Copy out every line of the data exactly.

Stored entries:

———

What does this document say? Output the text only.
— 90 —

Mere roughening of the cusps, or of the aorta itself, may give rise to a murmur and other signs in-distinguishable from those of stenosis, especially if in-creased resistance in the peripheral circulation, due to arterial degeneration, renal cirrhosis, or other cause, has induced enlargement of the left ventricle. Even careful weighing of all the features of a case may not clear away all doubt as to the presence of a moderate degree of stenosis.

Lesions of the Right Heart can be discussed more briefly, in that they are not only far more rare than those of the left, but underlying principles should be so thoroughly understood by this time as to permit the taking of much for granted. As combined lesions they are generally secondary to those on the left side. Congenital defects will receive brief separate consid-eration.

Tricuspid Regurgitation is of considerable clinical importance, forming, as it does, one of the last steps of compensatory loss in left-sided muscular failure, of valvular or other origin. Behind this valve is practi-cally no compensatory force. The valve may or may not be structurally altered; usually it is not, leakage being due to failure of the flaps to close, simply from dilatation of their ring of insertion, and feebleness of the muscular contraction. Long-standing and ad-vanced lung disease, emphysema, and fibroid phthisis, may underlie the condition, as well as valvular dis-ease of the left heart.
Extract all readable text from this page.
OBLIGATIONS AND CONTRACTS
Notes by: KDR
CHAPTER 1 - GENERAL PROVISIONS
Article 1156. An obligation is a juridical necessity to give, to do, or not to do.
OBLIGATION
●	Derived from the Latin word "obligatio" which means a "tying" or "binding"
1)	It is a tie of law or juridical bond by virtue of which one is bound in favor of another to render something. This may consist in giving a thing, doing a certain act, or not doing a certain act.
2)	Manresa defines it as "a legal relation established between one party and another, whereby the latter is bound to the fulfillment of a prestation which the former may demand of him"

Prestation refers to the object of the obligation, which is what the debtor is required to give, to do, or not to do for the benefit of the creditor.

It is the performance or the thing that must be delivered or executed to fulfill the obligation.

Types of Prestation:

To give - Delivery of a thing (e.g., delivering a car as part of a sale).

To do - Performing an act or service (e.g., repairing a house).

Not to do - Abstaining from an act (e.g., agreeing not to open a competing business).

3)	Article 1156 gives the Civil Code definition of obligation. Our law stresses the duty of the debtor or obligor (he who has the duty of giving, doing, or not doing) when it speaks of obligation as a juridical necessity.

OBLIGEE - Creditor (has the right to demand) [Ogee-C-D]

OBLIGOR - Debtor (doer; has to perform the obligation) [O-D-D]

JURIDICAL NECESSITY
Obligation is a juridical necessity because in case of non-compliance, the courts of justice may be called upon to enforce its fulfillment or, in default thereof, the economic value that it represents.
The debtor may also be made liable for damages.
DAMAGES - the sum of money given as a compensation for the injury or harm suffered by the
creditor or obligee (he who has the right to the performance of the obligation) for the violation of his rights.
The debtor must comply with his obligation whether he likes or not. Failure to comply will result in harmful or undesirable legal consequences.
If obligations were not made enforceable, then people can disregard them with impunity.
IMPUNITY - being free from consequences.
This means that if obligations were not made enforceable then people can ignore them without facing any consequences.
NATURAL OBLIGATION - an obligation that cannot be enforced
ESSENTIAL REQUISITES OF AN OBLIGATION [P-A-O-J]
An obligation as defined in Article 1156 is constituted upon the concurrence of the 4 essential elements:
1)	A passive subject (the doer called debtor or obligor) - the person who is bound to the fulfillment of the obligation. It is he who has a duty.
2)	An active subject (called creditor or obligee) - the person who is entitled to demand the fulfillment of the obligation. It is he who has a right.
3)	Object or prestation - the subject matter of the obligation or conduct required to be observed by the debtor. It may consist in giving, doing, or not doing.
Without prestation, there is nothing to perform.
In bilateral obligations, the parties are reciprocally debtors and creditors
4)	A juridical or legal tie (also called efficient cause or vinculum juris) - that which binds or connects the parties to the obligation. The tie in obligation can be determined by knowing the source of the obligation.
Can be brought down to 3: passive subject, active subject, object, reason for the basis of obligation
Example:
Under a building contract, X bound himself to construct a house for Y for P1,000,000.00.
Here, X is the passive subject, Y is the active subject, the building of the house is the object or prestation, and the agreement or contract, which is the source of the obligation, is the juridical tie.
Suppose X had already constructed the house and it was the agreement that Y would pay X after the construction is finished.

———

**COMPLETED EXERCISE:**
What does this document say? Output the text only.
— 90 —

Mere roughening of the cusps, or of the aorta itself, may give rise to a murmur and other signs in-distinguishable from those of stenosis, especially if in-creased resistance in the peripheral circulation, due to arterial degeneration, renal cirrhosis, or other cause, has induced enlargement of the left ventricle. Even careful weighing of all the features of a case may not clear away all doubt as to the presence of a moderate degree of stenosis.

Lesions of the Right Heart can be discussed more briefly, in that they are not only far more rare than those of the left, but underlying principles should be so thoroughly understood by this time as to permit the taking of much for granted. As combined lesions they are generally secondary to those on the left side. Congenital defects will receive brief separate consid-eration.

Tricuspid Regurgitation is of considerable clinical importance, forming, as it does, one of the last steps of compensatory loss in left-sided muscular failure, of valvular or other origin. Behind this valve is practi-cally no compensatory force. The valve may or may not be structurally altered; usually it is not, leakage being due to failure of the flaps to close, simply from dilatation of their ring of insertion, and feebleness of the muscular contraction. Long-standing and ad-vanced lung disease, emphysema, and fibroid phthisis, may underlie the condition, as well as valvular dis-ease of the left heart.
Extract all readable text from this page.
OBLIGATIONS AND CONTRACTS
Notes by: KDR
CHAPTER 1 - GENERAL PROVISIONS
Article 1156. An obligation is a juridical necessity to give, to do, or not to do.
OBLIGATION
●	Derived from the Latin word "obligatio" which means a "tying" or "binding"
1)	It is a tie of law or juridical bond by virtue of which one is bound in favor of another to render something. This may consist in giving a thing, doing a certain act, or not doing a certain act.
2)	Manresa defines it as "a legal relation established between one party and another, whereby the latter is bound to the fulfillment of a prestation which the former may demand of him"

Prestation refers to the object of the obligation, which is what the debtor is required to give, to do, or not to do for the benefit of the creditor.

It is the performance or the thing that must be delivered or executed to fulfill the obligation.

Types of Prestation:

To give - Delivery of a thing (e.g., delivering a car as part of a sale).

To do - Performing an act or service (e.g., repairing a house).

Not to do - Abstaining from an act (e.g., agreeing not to open a competing business).

3)	Article 1156 gives the Civil Code definition of obligation. Our law stresses the duty of the debtor or obligor (he who has the duty of giving, doing, or not doing) when it speaks of obligation as a juridical necessity.

OBLIGEE - Creditor (has the right to demand) [Ogee-C-D]

OBLIGOR - Debtor (doer; has to perform the obligation) [O-D-D]

JURIDICAL NECESSITY
Obligation is a juridical necessity because in case of non-compliance, the courts of justice may be called upon to enforce its fulfillment or, in default thereof, the economic value that it represents.
The debtor may also be made liable for damages.
DAMAGES - the sum of money given as a compensation for the injury or harm suffered by the
creditor or obligee (he who has the right to the performance of the obligation) for the violation of his rights.
The debtor must comply with his obligation whether he likes or not. Failure to comply will result in harmful or undesirable legal consequences.
If obligations were not made enforceable, then people can disregard them with impunity.
IMPUNITY - being free from consequences.
This means that if obligations were not made enforceable then people can ignore them without facing any consequences.
NATURAL OBLIGATION - an obligation that cannot be enforced
ESSENTIAL REQUISITES OF AN OBLIGATION [P-A-O-J]
An obligation as defined in Article 1156 is constituted upon the concurrence of the 4 essential elements:
1)	A passive subject (the doer called debtor or obligor) - the person who is bound to the fulfillment of the obligation. It is he who has a duty.
2)	An active subject (called creditor or obligee) - the person who is entitled to demand the fulfillment of the obligation. It is he who has a right.
3)	Object or prestation - the subject matter of the obligation or conduct required to be observed by the debtor. It may consist in giving, doing, or not doing.
Without prestation, there is nothing to perform.
In bilateral obligations, the parties are reciprocally debtors and creditors
4)	A juridical or legal tie (also called efficient cause or vinculum juris) - that which binds or connects the parties to the obligation. The tie in obligation can be determined by knowing the source of the obligation.
Can be brought down to 3: passive subject, active subject, object, reason for the basis of obligation
Example:
Under a building contract, X bound himself to construct a house for Y for P1,000,000.00.
Here, X is the passive subject, Y is the active subject, the building of the house is the object or prestation, and the agreement or contract, which is the source of the obligation, is the juridical tie.
Suppose X had already constructed the house and it was the agreement that Y would pay X after the construction is finished.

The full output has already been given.